● DOCUMENT SECTION

-=-=-


    Your head might be spinning and you probably do not want to touch this issue with a 10-foot pole, but consider this: A Canadian (or anyone using the metric system living outside of the United States of America) doesn’t want to touch this issue with a 3-meter pole! This gets pretty complicated, even for someone such as myself that received a degree in Nutrition Biochemistry from Cornell University. Needless to say, there will be differences in reporting values for a test if you use different units of measurement.

    But there are other reasons more significant for discrepancies in “normal ranges." It is important to keep in mind that establishment of a range of values which can be expected to be found by a given method for a population of “normal" persons is dependent upon a number of factors:

    • the specificity of the method,
    • the population tested, and
    • the precision of the method in the hands of the analyst.

    For these reasons, each laboratory should depend upon the range of expected values established by the Manufacturer (such as Diagnostic Automation, Inc.) only until an in-house range can be determined by the analysts using the method with a population indigenous to the area in which the laboratory is located. A reliable lab will set a reference range based on how they do the test and which population they do the test on.

    Q: So How Do I Interpret My Free T3 Levels? 

    Dr. Woliner: To keep things simple, I am going to use pg/dL as a common unit of measurement for the rest of this article. Diagnostic Automation, Inc, one company that makes a lab test for Free T3, lists their reference range as 140 – 420 pg/dL. The NACB is composed of international members as well as members from the United States. They published a consensus statement, and a majority of their committee members decided to list a reference range in a little bit higher: 200 – 500 pg/dL. The Family Practice Notebook may be using different laboratories, have a different population, or wanted to be even more “sensitive" at finding people to be hypothyroid. They prefer to use a range of 230 – 619 pg/dL. Lastly, the reference range for Quest Diagnostics is narrower: 230-420 pg/dL. Quest uses a premier endocrinology laboratory, the Nichols Institute in San Juan Capistrano, CA, as their reference laboratory, and it is the laboratory that I currently send most of my specimens to. (Please note: I own no stock in Quest or the Nichols Institute, and I do not receive speaking or other consulting fees from these laboratories).

    So what is normal? When specimens are sent to Quest, normal is 230-420 pg/dL. If you are lower than 230 or above 420, you are “abnormal". That doesn’t tell the whole story, however. There is a difference between “normal" and “optimal". Someone can be “low normal" with a Free T3 of 231 and still feel crummy.

-=-=-

● RECORDED INFORMATION

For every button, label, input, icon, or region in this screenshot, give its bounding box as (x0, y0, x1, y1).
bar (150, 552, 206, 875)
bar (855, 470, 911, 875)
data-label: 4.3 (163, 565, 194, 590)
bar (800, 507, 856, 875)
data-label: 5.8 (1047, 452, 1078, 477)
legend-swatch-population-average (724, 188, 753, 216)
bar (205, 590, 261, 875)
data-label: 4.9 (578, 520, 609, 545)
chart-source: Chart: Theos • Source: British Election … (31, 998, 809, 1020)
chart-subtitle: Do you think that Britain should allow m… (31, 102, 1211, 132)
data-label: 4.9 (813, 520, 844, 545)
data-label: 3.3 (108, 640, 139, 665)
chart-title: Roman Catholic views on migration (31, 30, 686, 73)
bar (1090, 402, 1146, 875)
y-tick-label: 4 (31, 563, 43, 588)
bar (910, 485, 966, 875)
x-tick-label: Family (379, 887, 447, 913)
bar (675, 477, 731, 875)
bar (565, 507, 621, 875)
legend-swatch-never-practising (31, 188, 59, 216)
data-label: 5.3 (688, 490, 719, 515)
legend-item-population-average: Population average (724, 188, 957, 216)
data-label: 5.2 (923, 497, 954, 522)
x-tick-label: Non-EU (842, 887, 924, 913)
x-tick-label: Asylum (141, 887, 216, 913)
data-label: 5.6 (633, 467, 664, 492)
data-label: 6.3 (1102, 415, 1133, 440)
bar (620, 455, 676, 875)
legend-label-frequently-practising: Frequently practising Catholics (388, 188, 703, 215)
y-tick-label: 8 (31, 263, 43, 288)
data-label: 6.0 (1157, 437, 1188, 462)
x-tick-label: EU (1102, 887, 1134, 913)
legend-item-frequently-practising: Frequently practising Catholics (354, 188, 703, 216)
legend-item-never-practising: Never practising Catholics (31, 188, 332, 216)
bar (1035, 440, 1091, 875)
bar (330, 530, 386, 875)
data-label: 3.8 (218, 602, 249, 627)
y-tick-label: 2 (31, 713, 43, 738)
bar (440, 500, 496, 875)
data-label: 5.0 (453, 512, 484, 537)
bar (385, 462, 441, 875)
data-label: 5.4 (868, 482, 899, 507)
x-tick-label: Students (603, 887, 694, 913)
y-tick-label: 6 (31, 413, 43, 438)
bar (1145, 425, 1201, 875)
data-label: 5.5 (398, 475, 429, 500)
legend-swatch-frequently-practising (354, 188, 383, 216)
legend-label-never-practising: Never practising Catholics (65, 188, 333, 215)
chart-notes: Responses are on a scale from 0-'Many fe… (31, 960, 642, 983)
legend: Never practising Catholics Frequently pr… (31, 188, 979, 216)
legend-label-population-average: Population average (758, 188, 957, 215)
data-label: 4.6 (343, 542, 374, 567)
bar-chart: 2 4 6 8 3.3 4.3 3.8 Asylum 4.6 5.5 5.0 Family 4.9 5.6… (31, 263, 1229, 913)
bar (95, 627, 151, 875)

-=-=-

● TASK DESCRIPTION
Transcribe the Free T3 article verbatim from "For these reasons, each" up to and including "Free T3 Levels?".

● EXPECTED OUTPUT
For these reasons, each laboratory should depend upon the range of expected values established by the Manufacturer (such as Diagnostic Automation, Inc.) only until an in-house range can be determined by the analysts using the method with a population indigenous to the area in which the laboratory is located. A reliable lab will set a reference range based on how they do the test and which population they do the test on.

    Q: So How Do I Interpret My Free T3 Levels?